→ Exercise requirements
State how many lines contain the string "وتقابضا", and write nothing else.

→ Records to use
※ ※ ※

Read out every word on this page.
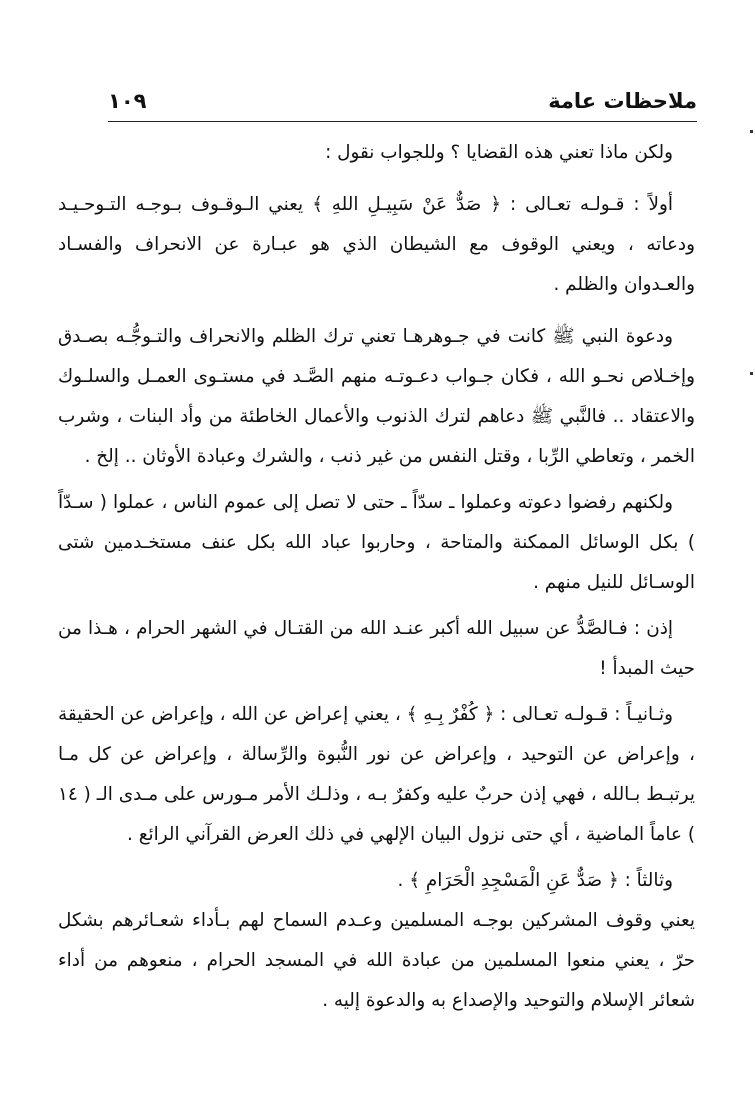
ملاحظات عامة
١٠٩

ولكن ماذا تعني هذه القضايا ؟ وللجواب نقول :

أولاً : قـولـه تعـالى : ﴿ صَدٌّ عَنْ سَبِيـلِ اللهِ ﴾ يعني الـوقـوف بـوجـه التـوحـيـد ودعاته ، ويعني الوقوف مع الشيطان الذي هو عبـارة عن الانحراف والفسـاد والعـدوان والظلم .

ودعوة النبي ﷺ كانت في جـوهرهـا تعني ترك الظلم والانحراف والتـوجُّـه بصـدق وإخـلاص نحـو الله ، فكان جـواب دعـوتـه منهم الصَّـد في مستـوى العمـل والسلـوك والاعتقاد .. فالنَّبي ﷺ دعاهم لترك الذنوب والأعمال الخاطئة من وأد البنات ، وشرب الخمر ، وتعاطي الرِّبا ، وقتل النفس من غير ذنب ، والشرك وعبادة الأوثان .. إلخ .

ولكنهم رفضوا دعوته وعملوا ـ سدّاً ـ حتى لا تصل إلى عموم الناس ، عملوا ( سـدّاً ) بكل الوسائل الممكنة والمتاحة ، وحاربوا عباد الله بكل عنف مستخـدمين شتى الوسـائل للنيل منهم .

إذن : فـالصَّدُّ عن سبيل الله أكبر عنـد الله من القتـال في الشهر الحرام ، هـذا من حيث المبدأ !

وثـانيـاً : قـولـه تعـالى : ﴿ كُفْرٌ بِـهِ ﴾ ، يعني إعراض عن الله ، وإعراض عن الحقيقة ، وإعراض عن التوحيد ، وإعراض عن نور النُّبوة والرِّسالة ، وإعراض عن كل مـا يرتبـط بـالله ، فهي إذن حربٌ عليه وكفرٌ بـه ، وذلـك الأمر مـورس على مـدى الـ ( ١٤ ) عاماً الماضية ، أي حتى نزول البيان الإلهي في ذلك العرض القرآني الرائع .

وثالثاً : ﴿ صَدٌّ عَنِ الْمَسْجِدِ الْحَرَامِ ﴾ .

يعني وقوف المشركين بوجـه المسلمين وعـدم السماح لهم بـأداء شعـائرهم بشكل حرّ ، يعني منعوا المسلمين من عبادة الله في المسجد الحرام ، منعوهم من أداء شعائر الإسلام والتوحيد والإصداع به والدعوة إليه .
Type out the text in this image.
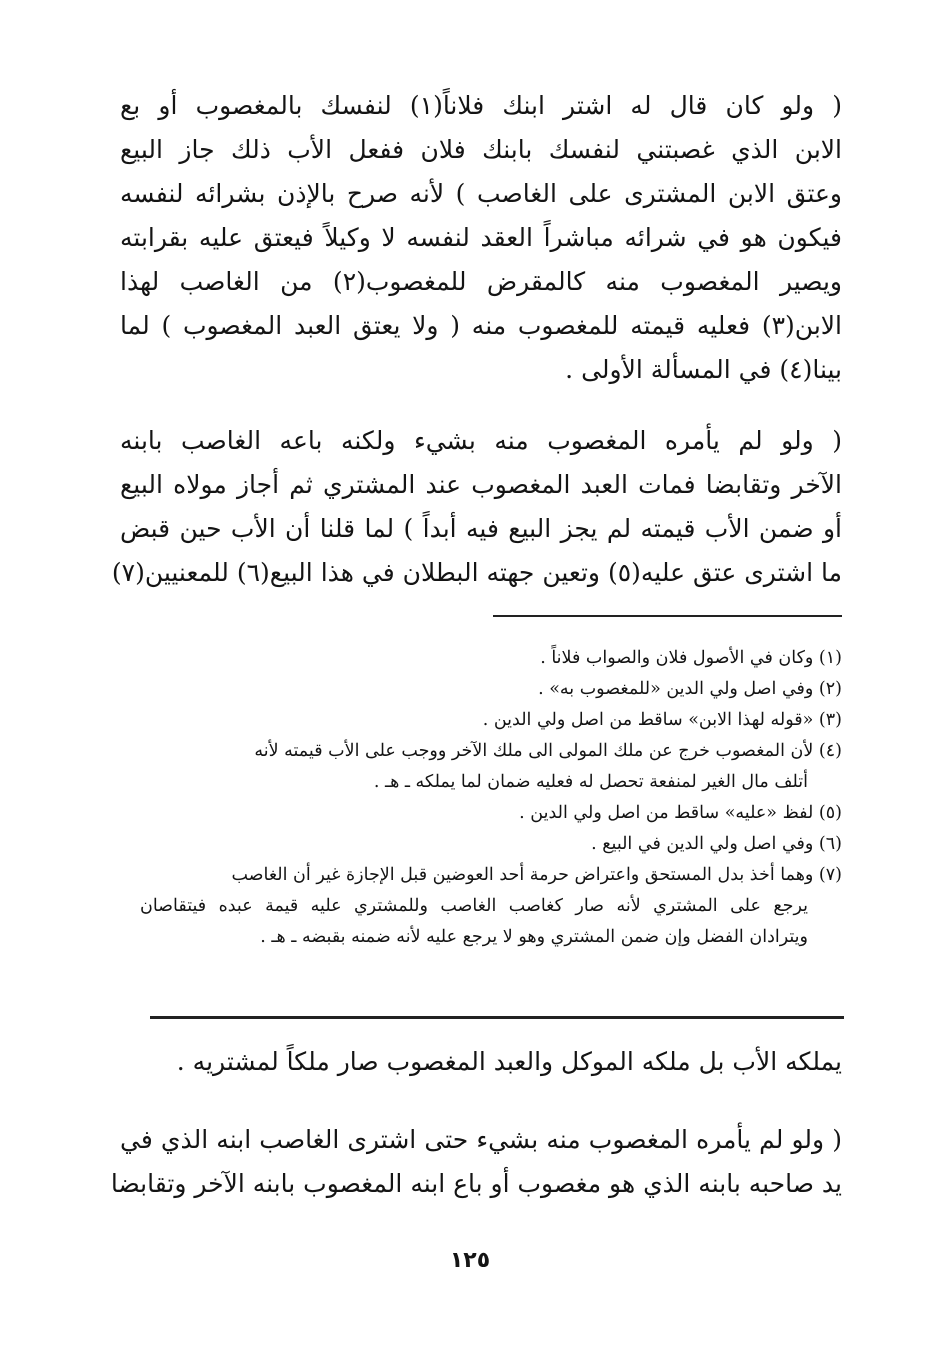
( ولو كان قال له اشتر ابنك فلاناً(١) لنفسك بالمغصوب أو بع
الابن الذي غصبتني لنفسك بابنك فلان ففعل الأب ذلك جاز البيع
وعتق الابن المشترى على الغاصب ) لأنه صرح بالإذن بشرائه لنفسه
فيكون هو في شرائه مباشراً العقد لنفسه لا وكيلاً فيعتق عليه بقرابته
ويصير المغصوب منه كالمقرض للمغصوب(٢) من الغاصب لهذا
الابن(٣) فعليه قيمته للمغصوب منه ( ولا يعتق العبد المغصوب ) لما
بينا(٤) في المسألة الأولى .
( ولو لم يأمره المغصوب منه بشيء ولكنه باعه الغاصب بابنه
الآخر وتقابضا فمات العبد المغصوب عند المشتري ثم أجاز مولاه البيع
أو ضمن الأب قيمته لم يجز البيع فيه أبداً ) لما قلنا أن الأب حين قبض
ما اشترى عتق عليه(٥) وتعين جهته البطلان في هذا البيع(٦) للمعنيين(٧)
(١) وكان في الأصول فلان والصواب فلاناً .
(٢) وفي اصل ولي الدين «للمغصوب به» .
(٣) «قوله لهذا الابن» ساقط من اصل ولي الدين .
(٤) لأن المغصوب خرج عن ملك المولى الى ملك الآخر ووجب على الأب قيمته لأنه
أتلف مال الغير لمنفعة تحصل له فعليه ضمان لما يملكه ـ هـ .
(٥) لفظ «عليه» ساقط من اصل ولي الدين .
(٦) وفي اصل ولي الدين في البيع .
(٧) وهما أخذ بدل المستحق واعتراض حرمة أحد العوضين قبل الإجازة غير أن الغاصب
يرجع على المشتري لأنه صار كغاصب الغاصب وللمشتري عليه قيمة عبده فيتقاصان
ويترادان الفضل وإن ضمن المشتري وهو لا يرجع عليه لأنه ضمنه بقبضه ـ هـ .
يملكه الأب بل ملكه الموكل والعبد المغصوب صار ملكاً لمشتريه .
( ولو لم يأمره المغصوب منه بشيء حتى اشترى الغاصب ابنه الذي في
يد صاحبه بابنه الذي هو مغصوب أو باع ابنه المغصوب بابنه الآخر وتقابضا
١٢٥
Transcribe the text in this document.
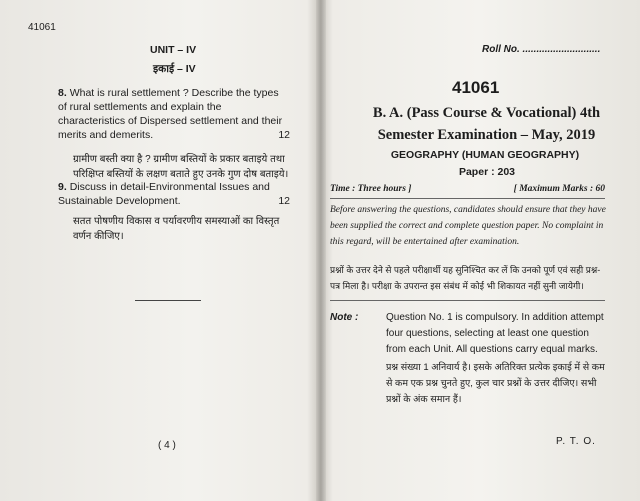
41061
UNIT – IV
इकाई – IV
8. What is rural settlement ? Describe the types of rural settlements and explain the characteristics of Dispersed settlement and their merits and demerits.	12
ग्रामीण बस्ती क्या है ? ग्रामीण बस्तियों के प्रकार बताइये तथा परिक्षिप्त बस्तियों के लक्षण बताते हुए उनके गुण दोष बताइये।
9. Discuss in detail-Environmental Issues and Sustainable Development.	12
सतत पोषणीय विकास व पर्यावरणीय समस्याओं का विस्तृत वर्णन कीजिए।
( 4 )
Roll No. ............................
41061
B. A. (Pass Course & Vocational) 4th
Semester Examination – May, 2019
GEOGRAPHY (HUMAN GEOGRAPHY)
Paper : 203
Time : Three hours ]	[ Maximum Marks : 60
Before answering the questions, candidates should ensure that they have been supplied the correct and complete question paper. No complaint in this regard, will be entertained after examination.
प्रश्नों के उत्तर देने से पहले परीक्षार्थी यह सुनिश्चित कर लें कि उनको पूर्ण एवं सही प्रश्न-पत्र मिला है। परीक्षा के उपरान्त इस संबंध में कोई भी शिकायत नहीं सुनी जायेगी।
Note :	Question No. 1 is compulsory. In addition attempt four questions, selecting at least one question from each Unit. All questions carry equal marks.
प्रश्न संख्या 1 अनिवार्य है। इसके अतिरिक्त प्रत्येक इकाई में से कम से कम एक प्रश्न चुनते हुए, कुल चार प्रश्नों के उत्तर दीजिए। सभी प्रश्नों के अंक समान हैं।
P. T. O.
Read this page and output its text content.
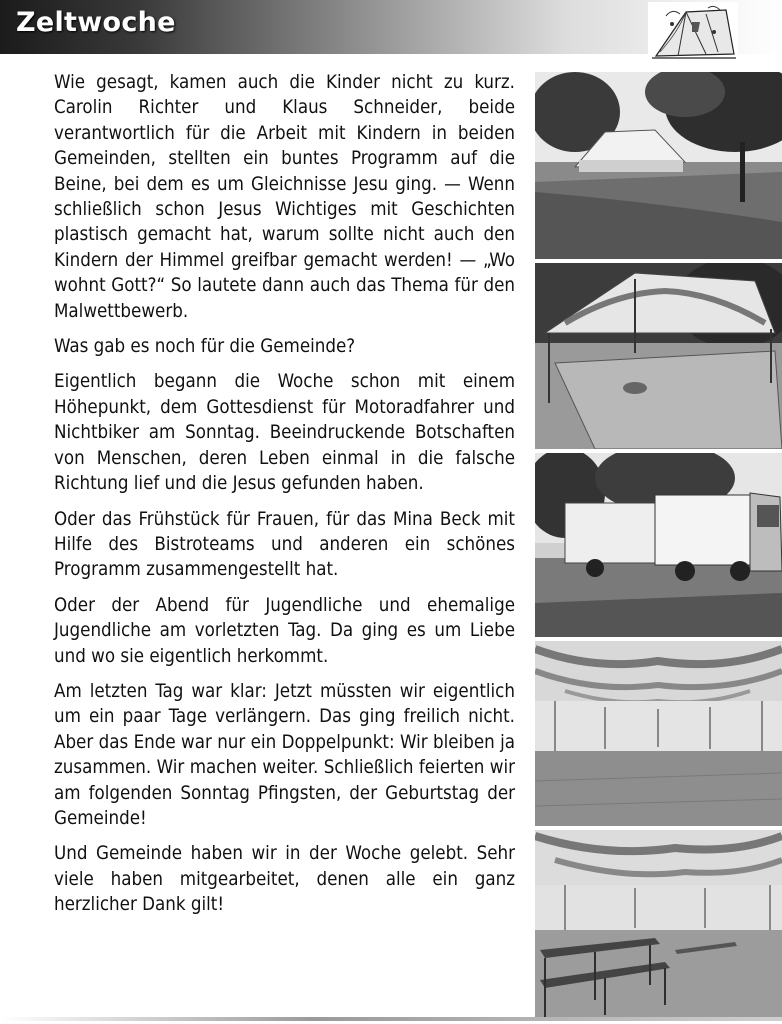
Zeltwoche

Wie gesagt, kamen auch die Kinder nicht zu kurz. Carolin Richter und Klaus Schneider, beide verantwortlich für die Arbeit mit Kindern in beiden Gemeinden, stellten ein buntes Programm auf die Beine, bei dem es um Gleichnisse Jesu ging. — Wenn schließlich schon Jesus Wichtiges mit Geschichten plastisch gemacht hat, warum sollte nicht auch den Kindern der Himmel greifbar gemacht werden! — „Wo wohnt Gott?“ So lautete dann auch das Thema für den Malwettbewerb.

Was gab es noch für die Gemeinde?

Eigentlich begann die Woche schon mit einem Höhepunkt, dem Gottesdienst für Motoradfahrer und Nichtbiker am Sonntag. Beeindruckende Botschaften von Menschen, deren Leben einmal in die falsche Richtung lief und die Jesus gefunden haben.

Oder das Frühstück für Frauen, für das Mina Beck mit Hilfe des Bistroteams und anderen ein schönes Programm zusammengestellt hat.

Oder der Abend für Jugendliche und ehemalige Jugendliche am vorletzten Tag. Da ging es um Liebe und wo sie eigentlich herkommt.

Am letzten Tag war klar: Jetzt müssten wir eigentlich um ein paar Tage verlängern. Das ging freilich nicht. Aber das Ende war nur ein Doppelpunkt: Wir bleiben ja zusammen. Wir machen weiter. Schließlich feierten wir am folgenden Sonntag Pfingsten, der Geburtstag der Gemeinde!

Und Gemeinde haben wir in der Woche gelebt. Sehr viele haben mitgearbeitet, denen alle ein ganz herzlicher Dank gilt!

※ ※ ※

→ Finished exercise
2